## [Task prompt]
Look below and pull out each line with the word "annotation".

## [Information supplied]
****************************************

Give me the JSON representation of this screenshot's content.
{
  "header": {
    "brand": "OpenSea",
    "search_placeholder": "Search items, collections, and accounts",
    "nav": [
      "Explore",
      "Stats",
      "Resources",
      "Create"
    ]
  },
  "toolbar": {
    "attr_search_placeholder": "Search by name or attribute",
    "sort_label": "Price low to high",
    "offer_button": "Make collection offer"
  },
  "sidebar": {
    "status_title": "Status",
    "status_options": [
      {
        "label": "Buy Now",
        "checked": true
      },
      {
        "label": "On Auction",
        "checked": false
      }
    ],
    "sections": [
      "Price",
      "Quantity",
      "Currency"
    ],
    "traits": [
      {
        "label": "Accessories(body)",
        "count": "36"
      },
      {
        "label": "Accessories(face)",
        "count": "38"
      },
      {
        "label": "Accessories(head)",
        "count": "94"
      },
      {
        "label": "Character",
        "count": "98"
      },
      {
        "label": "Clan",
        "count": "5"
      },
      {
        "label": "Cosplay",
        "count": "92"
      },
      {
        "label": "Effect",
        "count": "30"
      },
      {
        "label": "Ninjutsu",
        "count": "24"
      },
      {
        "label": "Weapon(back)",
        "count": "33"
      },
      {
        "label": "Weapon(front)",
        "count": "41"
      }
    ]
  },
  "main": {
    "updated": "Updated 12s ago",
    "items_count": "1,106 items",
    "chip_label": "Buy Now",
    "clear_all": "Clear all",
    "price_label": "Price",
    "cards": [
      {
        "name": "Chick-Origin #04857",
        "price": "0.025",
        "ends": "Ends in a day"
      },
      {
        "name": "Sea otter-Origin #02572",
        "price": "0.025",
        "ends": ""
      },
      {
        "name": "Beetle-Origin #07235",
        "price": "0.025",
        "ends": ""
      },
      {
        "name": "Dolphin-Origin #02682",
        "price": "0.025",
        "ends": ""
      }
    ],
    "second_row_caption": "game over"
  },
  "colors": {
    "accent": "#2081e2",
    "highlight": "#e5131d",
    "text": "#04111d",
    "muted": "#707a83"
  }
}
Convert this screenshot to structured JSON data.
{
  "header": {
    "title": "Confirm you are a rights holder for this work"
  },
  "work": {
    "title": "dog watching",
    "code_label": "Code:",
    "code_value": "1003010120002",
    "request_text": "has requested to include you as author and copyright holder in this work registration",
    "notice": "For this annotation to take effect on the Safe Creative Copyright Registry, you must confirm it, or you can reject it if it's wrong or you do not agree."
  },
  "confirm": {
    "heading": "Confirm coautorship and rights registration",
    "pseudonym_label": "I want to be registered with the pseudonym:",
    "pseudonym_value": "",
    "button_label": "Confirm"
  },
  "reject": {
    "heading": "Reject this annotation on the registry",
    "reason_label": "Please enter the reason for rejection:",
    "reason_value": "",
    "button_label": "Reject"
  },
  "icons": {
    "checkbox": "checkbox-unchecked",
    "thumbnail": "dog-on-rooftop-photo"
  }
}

****************************************

## [Response to the exercise]
    "notice": "For this annotation to take effect on the Safe Creative Copyright Registry, you must confirm it, or you can reject it if it's wrong or you do not agree."
    "heading": "Reject this annotation on the registry",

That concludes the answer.